--- What is asked ---
Review the material line by line. Identify and copy every line that contains the string "which".

[Data records]
## Begin
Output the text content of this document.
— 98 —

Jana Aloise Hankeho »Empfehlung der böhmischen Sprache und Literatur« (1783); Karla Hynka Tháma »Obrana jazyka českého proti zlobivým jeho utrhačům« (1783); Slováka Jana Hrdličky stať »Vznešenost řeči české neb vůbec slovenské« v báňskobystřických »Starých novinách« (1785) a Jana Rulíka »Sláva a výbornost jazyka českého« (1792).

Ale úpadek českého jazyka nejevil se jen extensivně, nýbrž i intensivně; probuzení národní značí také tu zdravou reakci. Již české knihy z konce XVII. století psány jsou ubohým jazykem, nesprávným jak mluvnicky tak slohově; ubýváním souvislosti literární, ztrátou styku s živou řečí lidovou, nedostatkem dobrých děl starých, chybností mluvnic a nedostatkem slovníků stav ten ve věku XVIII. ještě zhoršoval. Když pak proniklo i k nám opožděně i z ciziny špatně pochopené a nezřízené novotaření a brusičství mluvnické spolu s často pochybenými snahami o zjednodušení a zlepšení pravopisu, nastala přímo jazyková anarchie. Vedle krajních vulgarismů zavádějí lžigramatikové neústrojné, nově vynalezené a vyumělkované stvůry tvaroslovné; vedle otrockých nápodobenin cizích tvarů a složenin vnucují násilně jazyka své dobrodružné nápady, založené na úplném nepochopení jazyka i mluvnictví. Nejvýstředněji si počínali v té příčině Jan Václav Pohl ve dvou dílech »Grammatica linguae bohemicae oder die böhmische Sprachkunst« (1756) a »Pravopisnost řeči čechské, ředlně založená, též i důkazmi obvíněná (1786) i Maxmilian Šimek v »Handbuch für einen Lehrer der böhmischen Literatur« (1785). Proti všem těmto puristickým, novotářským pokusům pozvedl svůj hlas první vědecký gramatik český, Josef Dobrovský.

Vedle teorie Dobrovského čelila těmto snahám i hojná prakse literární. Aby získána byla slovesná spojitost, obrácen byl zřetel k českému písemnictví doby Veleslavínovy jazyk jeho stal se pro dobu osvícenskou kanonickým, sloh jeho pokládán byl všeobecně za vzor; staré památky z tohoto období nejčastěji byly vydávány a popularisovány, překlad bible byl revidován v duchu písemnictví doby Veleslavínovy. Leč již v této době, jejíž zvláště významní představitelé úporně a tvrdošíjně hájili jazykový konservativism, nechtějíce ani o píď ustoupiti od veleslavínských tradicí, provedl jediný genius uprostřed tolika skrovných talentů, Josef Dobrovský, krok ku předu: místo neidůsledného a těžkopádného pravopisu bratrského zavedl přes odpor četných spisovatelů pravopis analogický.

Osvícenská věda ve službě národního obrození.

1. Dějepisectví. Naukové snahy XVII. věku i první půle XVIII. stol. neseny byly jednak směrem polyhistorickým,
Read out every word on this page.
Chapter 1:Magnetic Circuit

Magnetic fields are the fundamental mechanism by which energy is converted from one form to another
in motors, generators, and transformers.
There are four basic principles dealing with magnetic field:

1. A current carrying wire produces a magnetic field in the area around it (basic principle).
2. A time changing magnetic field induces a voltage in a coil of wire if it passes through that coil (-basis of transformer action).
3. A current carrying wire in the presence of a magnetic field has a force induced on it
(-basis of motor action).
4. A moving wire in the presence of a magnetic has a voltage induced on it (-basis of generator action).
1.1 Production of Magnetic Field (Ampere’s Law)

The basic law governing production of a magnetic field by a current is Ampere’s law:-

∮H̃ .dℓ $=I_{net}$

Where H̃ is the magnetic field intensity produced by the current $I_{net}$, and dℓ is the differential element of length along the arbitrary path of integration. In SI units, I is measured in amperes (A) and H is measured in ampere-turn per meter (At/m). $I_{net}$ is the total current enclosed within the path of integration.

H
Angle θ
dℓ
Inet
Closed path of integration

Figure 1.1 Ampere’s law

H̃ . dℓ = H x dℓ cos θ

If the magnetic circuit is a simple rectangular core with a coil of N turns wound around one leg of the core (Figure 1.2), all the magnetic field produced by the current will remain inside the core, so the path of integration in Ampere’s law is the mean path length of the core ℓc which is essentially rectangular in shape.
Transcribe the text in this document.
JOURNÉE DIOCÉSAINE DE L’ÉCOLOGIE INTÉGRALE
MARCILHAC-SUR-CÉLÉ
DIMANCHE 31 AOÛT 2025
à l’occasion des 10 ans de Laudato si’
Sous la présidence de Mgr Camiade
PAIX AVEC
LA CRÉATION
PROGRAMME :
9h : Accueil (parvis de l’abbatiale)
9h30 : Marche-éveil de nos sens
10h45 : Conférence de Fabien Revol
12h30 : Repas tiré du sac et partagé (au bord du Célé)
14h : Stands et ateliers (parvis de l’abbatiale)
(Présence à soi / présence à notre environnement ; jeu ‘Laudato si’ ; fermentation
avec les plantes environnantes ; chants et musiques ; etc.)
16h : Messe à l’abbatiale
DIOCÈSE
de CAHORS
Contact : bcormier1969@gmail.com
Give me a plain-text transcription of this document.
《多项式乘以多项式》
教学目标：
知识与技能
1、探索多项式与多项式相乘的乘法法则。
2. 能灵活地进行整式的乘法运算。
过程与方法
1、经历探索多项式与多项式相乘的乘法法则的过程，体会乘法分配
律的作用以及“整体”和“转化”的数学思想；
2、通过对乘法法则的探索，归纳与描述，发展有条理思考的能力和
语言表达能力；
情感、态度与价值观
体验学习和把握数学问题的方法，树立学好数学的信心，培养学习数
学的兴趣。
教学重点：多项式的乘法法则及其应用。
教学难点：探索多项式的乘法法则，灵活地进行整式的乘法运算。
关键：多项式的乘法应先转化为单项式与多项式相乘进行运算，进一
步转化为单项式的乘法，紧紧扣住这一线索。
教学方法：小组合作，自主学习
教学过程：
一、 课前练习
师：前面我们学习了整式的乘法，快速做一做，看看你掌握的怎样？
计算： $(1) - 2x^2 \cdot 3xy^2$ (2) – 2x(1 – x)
## End
--- Solution for this exercise ---
Magnetic fields are the fundamental mechanism by which energy is converted from one form to another
If the magnetic circuit is a simple rectangular core with a coil of N turns wound around one leg of the core (Figure 1.2), all the magnetic field produced by the current will remain inside the core, so the path of integration in Ampere’s law is the mean path length of the core ℓc which is essentially rectangular in shape.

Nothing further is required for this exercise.